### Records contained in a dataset
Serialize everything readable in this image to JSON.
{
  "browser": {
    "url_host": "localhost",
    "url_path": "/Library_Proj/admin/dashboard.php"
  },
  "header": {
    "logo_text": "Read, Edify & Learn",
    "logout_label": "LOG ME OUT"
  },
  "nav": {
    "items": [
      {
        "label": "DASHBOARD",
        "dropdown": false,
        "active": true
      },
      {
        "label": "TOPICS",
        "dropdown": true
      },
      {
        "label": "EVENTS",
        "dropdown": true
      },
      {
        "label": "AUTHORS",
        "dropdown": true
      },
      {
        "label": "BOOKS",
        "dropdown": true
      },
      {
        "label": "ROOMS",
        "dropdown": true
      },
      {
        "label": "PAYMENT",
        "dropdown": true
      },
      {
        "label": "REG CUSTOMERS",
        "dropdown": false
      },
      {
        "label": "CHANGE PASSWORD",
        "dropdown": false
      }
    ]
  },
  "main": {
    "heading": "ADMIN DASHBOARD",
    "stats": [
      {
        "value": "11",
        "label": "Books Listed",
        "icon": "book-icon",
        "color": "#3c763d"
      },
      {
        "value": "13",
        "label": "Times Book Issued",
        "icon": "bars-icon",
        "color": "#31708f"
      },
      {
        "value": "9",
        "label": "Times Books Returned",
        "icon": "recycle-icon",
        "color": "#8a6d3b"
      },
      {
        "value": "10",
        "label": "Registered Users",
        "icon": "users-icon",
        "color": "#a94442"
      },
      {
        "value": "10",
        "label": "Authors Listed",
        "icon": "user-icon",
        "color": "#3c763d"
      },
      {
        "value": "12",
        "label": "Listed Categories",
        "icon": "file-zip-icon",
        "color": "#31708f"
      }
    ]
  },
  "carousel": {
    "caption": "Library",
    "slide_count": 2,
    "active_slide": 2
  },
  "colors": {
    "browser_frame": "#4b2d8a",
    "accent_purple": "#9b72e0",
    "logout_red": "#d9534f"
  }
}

---

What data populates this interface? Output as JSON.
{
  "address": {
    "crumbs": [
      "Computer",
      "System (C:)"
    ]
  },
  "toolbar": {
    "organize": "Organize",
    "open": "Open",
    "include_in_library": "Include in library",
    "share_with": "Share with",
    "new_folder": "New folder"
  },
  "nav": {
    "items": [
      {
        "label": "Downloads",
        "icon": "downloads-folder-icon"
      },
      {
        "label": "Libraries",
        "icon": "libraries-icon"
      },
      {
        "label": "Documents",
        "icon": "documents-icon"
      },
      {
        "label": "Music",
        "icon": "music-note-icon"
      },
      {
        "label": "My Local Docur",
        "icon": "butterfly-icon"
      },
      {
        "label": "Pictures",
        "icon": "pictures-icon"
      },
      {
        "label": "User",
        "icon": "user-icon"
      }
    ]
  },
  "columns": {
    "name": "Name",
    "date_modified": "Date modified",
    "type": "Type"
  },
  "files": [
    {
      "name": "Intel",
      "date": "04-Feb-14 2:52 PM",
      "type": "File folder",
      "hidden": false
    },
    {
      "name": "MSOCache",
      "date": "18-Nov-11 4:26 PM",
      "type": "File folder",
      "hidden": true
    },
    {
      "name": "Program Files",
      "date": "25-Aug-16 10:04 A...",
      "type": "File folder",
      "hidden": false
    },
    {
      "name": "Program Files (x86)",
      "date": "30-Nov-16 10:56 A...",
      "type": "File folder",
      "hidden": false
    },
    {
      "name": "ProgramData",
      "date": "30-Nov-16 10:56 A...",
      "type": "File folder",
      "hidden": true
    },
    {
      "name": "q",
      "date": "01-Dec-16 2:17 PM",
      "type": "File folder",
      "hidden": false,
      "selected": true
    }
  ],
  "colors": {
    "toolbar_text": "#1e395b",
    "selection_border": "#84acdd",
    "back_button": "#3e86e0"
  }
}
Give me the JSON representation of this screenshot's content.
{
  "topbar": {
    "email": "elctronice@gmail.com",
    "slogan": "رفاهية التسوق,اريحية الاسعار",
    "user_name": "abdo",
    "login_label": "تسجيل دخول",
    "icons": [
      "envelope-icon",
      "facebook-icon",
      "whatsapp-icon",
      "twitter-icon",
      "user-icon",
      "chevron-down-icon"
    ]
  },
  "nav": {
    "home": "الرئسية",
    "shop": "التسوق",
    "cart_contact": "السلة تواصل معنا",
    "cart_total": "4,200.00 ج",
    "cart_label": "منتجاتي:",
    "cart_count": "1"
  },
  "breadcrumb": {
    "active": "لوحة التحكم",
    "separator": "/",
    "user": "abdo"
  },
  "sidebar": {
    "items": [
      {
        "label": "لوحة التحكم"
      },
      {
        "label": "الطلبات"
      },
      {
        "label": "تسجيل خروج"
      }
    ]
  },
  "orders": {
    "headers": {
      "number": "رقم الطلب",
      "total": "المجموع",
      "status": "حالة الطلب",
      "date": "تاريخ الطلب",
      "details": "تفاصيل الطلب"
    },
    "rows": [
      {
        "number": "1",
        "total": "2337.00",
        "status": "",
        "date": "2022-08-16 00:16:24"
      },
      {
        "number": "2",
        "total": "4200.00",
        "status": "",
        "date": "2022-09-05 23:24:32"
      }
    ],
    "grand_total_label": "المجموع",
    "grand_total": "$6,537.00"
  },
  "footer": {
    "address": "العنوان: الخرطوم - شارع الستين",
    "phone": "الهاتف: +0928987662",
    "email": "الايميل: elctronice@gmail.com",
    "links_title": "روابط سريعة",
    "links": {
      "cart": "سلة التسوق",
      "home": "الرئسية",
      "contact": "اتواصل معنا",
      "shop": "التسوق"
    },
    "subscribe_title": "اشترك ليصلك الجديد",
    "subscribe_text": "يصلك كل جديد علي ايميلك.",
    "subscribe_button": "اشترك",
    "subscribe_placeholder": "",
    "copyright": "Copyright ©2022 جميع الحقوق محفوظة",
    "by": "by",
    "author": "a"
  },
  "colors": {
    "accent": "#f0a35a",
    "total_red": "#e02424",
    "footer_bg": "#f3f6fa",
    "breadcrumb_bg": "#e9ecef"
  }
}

### PROBLEM TO SOLVE
Answer with one number: how many lines in the listing hold "this".

### FINAL ANSWER
3